_Your objective_
Check each line of the records for "name"; collect those that have it.
══ Provided data ══
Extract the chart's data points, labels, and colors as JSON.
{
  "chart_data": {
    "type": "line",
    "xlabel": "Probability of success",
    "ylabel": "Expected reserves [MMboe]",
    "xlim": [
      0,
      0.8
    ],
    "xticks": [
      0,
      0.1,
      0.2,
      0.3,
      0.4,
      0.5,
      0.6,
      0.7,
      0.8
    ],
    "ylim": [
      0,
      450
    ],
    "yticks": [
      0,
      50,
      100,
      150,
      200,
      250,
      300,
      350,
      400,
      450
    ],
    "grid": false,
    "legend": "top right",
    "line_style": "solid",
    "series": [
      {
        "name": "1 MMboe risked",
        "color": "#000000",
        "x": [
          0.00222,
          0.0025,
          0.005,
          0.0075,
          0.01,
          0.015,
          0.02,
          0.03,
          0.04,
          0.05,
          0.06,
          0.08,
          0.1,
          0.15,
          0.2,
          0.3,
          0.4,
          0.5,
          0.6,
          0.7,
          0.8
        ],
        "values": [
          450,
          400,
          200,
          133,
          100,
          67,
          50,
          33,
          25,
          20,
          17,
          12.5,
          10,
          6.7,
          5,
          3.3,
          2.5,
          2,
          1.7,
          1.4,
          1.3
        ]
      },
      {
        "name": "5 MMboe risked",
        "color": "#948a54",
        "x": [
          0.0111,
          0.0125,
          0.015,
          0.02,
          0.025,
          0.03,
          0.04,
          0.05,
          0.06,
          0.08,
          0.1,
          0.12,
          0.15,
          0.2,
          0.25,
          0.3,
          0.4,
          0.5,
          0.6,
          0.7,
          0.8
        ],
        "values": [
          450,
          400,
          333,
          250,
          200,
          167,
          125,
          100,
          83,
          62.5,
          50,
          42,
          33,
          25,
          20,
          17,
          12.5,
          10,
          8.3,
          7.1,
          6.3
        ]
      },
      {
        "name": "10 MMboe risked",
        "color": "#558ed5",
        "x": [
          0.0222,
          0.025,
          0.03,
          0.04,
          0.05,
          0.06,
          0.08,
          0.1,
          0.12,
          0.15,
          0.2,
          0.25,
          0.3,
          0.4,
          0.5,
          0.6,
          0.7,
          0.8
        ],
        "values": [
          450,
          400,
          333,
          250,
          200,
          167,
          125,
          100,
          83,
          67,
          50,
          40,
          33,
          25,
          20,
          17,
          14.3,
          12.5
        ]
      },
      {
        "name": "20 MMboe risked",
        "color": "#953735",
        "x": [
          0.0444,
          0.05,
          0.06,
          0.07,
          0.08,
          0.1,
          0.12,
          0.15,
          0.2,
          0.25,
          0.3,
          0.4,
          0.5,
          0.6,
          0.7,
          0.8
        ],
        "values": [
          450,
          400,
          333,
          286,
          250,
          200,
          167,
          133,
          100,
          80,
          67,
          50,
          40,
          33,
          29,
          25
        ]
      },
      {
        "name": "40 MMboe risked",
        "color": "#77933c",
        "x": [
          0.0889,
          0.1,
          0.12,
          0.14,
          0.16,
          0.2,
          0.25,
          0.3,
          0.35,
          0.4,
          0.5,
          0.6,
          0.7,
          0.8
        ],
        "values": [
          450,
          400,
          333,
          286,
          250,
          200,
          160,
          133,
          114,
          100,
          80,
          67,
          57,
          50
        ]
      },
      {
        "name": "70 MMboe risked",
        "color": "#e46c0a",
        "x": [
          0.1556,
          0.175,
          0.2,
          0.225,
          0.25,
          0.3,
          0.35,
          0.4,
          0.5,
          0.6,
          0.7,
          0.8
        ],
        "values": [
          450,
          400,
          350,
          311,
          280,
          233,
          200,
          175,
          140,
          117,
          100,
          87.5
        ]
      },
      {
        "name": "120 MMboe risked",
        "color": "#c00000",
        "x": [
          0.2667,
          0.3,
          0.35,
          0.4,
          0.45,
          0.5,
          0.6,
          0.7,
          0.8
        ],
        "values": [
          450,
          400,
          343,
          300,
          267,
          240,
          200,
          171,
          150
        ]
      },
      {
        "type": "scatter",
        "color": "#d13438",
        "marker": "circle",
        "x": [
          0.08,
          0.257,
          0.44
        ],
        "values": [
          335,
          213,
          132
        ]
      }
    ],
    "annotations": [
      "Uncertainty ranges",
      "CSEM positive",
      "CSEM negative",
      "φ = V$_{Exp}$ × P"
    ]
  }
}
═══
_Correct response_
        "name": "1 MMboe risked",
        "name": "5 MMboe risked",
        "name": "10 MMboe risked",
        "name": "20 MMboe risked",
        "name": "40 MMboe risked",
        "name": "70 MMboe risked",
        "name": "120 MMboe risked",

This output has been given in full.